Data entries:
□ □ □ □ □

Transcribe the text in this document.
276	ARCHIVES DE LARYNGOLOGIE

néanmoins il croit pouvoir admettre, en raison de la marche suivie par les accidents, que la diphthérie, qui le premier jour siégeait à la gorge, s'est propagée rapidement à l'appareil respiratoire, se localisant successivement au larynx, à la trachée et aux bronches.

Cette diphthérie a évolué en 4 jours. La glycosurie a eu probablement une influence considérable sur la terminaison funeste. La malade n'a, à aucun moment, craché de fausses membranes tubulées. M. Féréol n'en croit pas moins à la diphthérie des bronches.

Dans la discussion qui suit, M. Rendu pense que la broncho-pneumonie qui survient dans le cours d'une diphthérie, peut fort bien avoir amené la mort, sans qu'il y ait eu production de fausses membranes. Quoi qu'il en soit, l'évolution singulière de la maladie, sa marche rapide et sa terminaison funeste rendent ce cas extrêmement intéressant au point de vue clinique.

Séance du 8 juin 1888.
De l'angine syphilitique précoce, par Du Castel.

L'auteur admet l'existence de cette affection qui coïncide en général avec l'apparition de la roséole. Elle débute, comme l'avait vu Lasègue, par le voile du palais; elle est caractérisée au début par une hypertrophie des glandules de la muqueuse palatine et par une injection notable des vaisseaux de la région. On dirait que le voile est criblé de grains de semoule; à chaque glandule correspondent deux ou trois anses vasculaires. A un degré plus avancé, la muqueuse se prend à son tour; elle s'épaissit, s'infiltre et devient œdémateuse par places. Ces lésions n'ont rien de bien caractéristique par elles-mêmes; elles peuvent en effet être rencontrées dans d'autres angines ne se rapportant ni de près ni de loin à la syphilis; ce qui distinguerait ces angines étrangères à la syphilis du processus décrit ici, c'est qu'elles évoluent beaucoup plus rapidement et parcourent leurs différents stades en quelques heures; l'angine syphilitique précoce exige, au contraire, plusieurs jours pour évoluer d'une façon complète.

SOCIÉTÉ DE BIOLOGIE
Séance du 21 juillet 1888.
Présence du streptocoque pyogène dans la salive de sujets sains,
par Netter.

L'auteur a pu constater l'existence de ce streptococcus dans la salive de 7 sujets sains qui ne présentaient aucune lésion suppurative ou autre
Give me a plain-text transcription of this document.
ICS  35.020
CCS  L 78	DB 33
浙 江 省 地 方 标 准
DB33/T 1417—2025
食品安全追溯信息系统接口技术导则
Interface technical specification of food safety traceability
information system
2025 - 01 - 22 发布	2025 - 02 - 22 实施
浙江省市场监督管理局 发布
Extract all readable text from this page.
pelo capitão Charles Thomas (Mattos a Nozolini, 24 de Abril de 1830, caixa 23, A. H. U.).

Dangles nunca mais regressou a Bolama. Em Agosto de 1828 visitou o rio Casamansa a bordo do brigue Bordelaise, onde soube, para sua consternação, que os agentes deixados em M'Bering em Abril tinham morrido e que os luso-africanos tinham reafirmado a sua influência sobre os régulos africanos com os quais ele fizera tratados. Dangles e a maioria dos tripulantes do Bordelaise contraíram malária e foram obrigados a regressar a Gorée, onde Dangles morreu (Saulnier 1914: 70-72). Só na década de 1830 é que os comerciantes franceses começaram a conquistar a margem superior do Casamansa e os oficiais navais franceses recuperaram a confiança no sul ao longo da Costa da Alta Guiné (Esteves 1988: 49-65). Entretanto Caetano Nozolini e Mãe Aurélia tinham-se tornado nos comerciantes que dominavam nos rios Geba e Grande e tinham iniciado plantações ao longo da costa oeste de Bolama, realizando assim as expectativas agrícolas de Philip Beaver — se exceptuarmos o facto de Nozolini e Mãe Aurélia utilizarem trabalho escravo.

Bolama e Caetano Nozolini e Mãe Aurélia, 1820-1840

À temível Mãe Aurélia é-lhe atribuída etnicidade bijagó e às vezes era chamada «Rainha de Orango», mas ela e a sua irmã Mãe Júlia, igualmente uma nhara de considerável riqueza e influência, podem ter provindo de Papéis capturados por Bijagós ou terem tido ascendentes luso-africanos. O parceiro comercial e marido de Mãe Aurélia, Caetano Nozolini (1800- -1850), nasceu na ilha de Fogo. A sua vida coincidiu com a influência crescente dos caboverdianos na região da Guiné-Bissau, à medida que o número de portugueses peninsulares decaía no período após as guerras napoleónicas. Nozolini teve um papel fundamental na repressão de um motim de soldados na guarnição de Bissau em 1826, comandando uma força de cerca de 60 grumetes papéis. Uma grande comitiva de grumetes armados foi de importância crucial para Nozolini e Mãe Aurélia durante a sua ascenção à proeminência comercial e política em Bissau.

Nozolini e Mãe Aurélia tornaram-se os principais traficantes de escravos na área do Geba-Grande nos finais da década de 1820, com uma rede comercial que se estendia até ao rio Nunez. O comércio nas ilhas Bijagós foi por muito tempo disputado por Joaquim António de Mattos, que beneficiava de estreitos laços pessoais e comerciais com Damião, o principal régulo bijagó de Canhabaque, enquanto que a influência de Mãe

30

□ □ □ □ □

Among the lines of the material above, how many include the string "sains"? Report only that number.

__EXERCISE ANSWER__
2